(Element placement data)
--- BEGIN ---

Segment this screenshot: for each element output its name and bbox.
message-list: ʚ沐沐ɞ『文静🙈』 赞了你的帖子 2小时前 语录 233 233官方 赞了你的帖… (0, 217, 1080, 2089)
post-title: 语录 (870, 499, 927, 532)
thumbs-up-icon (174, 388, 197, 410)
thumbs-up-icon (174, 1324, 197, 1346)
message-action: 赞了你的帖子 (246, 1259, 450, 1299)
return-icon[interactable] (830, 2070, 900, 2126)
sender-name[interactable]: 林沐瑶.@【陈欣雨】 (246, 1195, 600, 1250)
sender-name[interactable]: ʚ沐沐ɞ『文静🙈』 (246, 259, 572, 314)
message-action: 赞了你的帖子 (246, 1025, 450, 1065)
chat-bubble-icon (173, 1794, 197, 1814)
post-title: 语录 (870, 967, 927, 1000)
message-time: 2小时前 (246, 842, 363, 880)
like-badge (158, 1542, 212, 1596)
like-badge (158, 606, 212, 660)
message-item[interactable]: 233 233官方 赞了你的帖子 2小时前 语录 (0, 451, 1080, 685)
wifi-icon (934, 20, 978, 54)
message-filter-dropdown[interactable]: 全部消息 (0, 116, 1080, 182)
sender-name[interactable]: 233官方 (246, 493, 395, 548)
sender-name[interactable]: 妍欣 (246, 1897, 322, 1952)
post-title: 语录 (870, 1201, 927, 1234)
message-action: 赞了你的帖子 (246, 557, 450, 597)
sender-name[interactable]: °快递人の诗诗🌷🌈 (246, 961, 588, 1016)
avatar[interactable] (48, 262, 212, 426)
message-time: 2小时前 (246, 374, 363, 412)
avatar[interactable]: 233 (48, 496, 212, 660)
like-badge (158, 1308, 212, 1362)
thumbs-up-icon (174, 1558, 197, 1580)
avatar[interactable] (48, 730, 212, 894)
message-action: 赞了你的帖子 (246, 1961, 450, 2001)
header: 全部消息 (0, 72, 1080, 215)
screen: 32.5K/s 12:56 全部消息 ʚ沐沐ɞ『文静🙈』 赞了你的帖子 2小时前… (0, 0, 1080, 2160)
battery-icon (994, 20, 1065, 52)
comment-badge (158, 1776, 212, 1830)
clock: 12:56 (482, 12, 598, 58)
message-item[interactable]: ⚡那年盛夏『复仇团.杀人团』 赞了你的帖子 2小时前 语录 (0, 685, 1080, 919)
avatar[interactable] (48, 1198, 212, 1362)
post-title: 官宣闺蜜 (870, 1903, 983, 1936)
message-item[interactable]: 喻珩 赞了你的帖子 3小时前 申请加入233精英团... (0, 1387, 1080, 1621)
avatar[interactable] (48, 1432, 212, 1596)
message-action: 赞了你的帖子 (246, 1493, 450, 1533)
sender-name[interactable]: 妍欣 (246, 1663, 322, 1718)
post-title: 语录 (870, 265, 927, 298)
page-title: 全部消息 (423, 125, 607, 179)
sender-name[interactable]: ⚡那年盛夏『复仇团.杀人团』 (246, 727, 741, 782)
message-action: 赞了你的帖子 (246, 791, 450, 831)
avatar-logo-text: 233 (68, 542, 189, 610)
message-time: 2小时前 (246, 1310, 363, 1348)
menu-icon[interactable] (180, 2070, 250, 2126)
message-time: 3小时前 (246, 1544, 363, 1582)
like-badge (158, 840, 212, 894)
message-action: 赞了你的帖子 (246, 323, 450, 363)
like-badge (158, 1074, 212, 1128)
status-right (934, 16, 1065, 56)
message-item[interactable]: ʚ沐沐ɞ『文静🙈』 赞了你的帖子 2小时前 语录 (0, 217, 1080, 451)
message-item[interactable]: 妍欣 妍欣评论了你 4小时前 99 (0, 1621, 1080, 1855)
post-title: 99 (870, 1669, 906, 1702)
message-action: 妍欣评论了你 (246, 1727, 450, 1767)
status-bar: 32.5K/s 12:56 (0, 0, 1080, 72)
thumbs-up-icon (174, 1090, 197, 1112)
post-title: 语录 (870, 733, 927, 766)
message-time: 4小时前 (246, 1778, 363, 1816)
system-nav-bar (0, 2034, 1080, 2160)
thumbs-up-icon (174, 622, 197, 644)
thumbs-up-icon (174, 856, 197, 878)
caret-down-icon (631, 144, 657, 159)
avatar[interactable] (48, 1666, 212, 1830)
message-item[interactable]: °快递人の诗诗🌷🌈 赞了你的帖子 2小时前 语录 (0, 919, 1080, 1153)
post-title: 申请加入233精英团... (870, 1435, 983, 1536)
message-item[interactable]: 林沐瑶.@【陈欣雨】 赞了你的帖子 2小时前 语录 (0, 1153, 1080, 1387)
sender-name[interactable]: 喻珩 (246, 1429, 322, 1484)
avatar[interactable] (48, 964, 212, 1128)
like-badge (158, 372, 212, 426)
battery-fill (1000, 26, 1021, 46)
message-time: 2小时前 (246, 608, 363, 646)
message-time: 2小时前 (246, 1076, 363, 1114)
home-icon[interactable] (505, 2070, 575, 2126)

--- END ---

WORK TO BE COMPLETED :: Could you edit all the items so that "thumbs-up-icon" becomes "like-icon" wherever it appears? Leave everything else unchanged.

WRITTEN SOLUTION ::
Segment this screenshot: for each element output its name and bbox.
message-list: ʚ沐沐ɞ『文静🙈』 赞了你的帖子 2小时前 语录 233 233官方 赞了你的帖… (0, 217, 1080, 2089)
post-title: 语录 (870, 499, 927, 532)
like-icon (174, 388, 197, 410)
like-icon (174, 1324, 197, 1346)
message-action: 赞了你的帖子 (246, 1259, 450, 1299)
return-icon[interactable] (830, 2070, 900, 2126)
sender-name[interactable]: 林沐瑶.@【陈欣雨】 (246, 1195, 600, 1250)
sender-name[interactable]: ʚ沐沐ɞ『文静🙈』 (246, 259, 572, 314)
message-action: 赞了你的帖子 (246, 1025, 450, 1065)
chat-bubble-icon (173, 1794, 197, 1814)
post-title: 语录 (870, 967, 927, 1000)
message-time: 2小时前 (246, 842, 363, 880)
like-badge (158, 1542, 212, 1596)
like-badge (158, 606, 212, 660)
message-item[interactable]: 233 233官方 赞了你的帖子 2小时前 语录 (0, 451, 1080, 685)
wifi-icon (934, 20, 978, 54)
message-filter-dropdown[interactable]: 全部消息 (0, 116, 1080, 182)
sender-name[interactable]: 233官方 (246, 493, 395, 548)
sender-name[interactable]: 妍欣 (246, 1897, 322, 1952)
post-title: 语录 (870, 1201, 927, 1234)
message-action: 赞了你的帖子 (246, 557, 450, 597)
sender-name[interactable]: °快递人の诗诗🌷🌈 (246, 961, 588, 1016)
avatar[interactable] (48, 262, 212, 426)
message-time: 2小时前 (246, 374, 363, 412)
avatar[interactable]: 233 (48, 496, 212, 660)
like-badge (158, 1308, 212, 1362)
like-icon (174, 1558, 197, 1580)
avatar[interactable] (48, 730, 212, 894)
message-action: 赞了你的帖子 (246, 1961, 450, 2001)
header: 全部消息 (0, 72, 1080, 215)
screen: 32.5K/s 12:56 全部消息 ʚ沐沐ɞ『文静🙈』 赞了你的帖子 2小时前… (0, 0, 1080, 2160)
battery-icon (994, 20, 1065, 52)
comment-badge (158, 1776, 212, 1830)
clock: 12:56 (482, 12, 598, 58)
message-item[interactable]: ⚡那年盛夏『复仇团.杀人团』 赞了你的帖子 2小时前 语录 (0, 685, 1080, 919)
avatar[interactable] (48, 1198, 212, 1362)
post-title: 官宣闺蜜 (870, 1903, 983, 1936)
message-item[interactable]: 喻珩 赞了你的帖子 3小时前 申请加入233精英团... (0, 1387, 1080, 1621)
avatar[interactable] (48, 1432, 212, 1596)
message-action: 赞了你的帖子 (246, 1493, 450, 1533)
sender-name[interactable]: 妍欣 (246, 1663, 322, 1718)
post-title: 语录 (870, 265, 927, 298)
page-title: 全部消息 (423, 125, 607, 179)
sender-name[interactable]: ⚡那年盛夏『复仇团.杀人团』 (246, 727, 741, 782)
message-action: 赞了你的帖子 (246, 791, 450, 831)
avatar-logo-text: 233 (68, 542, 189, 610)
message-time: 2小时前 (246, 1310, 363, 1348)
menu-icon[interactable] (180, 2070, 250, 2126)
message-time: 3小时前 (246, 1544, 363, 1582)
like-badge (158, 840, 212, 894)
message-action: 赞了你的帖子 (246, 323, 450, 363)
like-badge (158, 1074, 212, 1128)
status-right (934, 16, 1065, 56)
message-item[interactable]: ʚ沐沐ɞ『文静🙈』 赞了你的帖子 2小时前 语录 (0, 217, 1080, 451)
message-item[interactable]: 妍欣 妍欣评论了你 4小时前 99 (0, 1621, 1080, 1855)
post-title: 99 (870, 1669, 906, 1702)
message-action: 妍欣评论了你 (246, 1727, 450, 1767)
status-bar: 32.5K/s 12:56 (0, 0, 1080, 72)
like-icon (174, 1090, 197, 1112)
post-title: 语录 (870, 733, 927, 766)
message-time: 4小时前 (246, 1778, 363, 1816)
system-nav-bar (0, 2034, 1080, 2160)
like-icon (174, 622, 197, 644)
like-icon (174, 856, 197, 878)
caret-down-icon (631, 144, 657, 159)
avatar[interactable] (48, 1666, 212, 1830)
message-item[interactable]: °快递人の诗诗🌷🌈 赞了你的帖子 2小时前 语录 (0, 919, 1080, 1153)
post-title: 申请加入233精英团... (870, 1435, 983, 1536)
message-item[interactable]: 林沐瑶.@【陈欣雨】 赞了你的帖子 2小时前 语录 (0, 1153, 1080, 1387)
sender-name[interactable]: 喻珩 (246, 1429, 322, 1484)
avatar[interactable] (48, 964, 212, 1128)
like-badge (158, 372, 212, 426)
battery-fill (1000, 26, 1021, 46)
message-time: 2小时前 (246, 608, 363, 646)
message-time: 2小时前 (246, 1076, 363, 1114)
home-icon[interactable] (505, 2070, 575, 2126)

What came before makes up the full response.